--- Start Provided passage ---

James Sun, the CEO, says the company is also preparing for another significant round of funding in the new year with to ramp up its service once more. Today’s $1.2 million takes the total invested by Rally into Pirq up to $3.2 million.

Pirq’s service, which offers discounts on food to users of its app, is different from deals from the likes of Groupon and Living Social, in that it uses an algorithm to measure when restaurants are less busy. This has the catchy name “SmartYieldTM Program.” In real-time, that service then combines that data with the location of app users to provide information on deals that they can come in and redeem near them (or whatever location they choose). The deals, meanwhile, get paid for at the point of sale, rather than in advance as you would do with Groupon.

The punch card getting added to the service today, Sun says, was borne out of conversations that Pirq has been having with its restaurant customers, who wanted to “monetize the frequency” of visits from some customers. That’s no surprise: loyalty services are a prime area in the retail sector and have been highly targeted by mobile app companies (companies like 5 Stars and Belly also chasing that business, and represent at least two of Pirq’s biggest competitive threats).

What’s notable here is that Pirq’s punchcard will actually work independent of the app. Restaurants will be able to link up with users and offer rewards for repeat visits; and it will also be able to track and analyse those visits by way of a user’s mobile phone number and a short messaging code. So if you have the app, the totals will tally there and you can rack up visits using a Microsoft Tag; but if you don’t have an iPhone or the app downloaded, you can still collect rewards via text messages to a short code.

After your visit, the retailer can also use the phone number to send you targeted offers to drive another visit.

Sun says Pirq is filing a patent for the punchcard part of the service, and he believes that the way it leverages a basic phone feature could be part of a bigger trend.

“I think the new trend in mobile will be about leveraging older features like SMS to enhance the app experience,” he says.

The rewards service and deals app are being rolled out now in anticipation of a wider national push for Pirq and an eventual move beyond food to other kinds of retail categories, capitalizing on the fact that all businesses reliant on footfall face ebbs and flows in traffic. “Starting next week our salesforce is contacting six different verticals,” Sun says.

--- End Provided passage ---

Short exercise 1 ▸
Name the companies that the Pirq article contrasts with Pirq's deals service or identifies as its competitors.
Short exercise 2 ▸
Pick up the article about Pirq's funding and punch card right after its final sentence and extend it.

--- Start Extracted records ---

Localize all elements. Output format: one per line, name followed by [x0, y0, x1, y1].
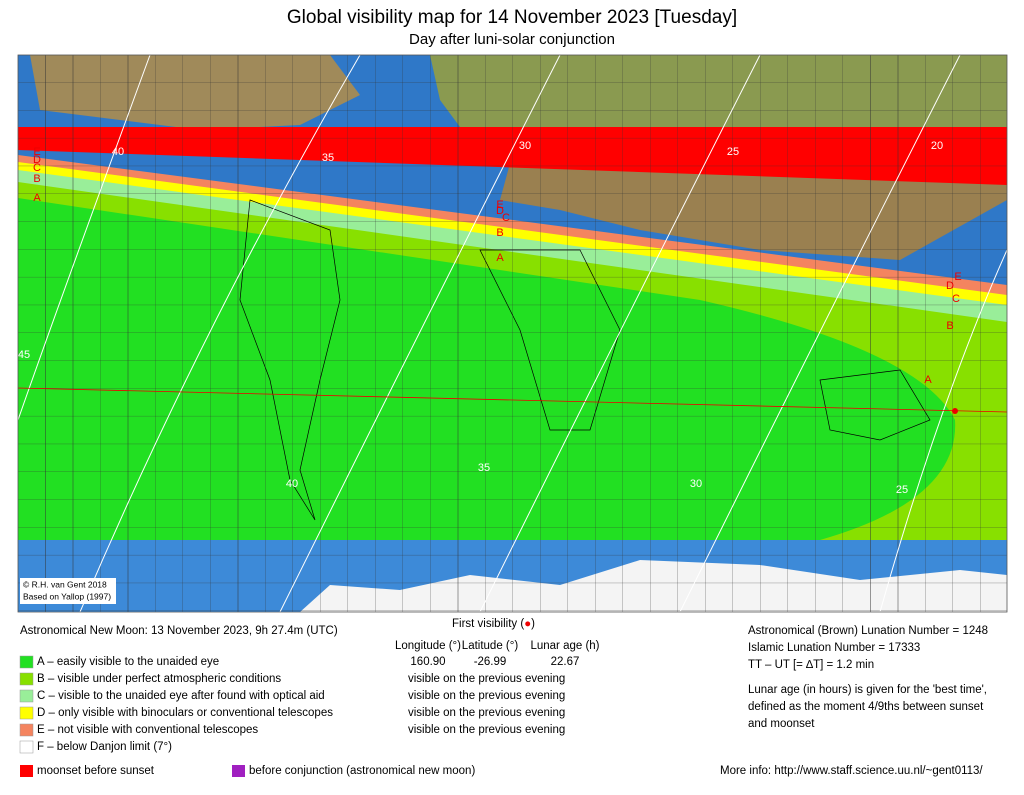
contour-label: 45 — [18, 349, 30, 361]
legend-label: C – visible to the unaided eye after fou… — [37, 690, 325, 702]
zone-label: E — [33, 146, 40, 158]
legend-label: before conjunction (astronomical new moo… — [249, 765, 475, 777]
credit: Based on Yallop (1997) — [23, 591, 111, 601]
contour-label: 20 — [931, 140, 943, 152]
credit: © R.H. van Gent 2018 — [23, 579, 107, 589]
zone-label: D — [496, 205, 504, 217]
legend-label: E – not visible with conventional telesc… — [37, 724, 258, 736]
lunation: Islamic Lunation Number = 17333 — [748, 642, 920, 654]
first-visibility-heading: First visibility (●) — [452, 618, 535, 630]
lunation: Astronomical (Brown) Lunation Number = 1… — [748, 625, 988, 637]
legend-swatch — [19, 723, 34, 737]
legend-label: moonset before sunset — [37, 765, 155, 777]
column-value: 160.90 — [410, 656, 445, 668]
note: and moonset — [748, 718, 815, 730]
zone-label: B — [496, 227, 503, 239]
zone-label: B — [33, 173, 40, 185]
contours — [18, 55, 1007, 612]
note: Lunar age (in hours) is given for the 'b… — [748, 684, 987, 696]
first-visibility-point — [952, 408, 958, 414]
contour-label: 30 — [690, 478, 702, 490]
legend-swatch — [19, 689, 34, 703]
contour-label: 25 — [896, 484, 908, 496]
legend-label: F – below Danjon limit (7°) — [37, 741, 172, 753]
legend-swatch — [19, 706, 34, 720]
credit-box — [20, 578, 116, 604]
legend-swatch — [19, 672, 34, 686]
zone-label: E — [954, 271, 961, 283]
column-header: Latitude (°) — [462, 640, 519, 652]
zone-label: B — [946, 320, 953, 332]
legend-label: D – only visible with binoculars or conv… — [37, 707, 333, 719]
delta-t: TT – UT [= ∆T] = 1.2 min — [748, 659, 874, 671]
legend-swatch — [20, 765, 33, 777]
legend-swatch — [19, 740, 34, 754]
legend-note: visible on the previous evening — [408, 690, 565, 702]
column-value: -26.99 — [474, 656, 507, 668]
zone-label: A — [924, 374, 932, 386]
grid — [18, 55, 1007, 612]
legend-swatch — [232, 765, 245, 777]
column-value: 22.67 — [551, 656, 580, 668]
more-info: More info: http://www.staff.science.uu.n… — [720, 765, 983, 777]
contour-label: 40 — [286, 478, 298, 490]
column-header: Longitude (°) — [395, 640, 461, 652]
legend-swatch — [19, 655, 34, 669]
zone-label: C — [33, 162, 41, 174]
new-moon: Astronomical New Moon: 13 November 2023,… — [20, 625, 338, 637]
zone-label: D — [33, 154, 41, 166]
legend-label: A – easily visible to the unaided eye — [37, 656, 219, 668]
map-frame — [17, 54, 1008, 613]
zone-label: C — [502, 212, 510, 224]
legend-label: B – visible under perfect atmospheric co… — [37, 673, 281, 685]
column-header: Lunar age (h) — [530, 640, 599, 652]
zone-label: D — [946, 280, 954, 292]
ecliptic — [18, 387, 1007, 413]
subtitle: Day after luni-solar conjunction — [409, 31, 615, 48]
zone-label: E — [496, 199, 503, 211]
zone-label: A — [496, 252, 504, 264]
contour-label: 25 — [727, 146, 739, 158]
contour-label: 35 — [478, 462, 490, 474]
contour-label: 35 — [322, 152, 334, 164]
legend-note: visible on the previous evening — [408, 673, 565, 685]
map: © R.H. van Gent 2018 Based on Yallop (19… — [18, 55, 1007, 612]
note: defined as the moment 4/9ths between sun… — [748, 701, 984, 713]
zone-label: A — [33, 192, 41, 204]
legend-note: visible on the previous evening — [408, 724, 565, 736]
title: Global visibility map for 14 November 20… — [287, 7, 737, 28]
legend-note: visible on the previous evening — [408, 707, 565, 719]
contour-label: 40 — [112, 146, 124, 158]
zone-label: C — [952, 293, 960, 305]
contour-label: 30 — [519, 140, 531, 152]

--- End Extracted records ---

Task result 1 ▸
Groupon, Living Social, 5 Stars, Belly

Task result 2 ▸
What Pirq has yet to integrate into its deals and rewards service are payments. In one sense that is good: some don’t like to pay it forward in a Groupon-model. (That was one of the praises of Pirq the last time we wrote about it.) But on the other hand, it cuts out a potential revenue stream for Pirq in helping facilitate purchases.

“We’re still trying to figure out who will win the mobile payments space. It could be point-of-sale vendors, or Square, or Isis, or something else,” says Sun. “We’re still waiting on the winner before we try to say to the vendors: this is how our payment system will work.”

With its Apple relationship still intact, Sun wouldn’t say even a small speculative word to me about whether Apple’s Passbook service — or any other initiative from the company — might be the “something else” that could end up being the killer mobile payment method.

As for pricing, the loyalty service, which will start to get rolled out commercially in October 2012 along with a new iPhone app, is being sold separately from Pirq’s deals service.

It will be $50 per month, per location for any size business. Sun says that each participating location will also have an Android tablet to display with details for how the loyalty scheme works. That will work for chains like Taco del Mar and Little Ceasars, but he says Pirq is still working out how to offer a similar experience for places where you don’t approach a counter to pay. “That’s a more complicated process,” he says.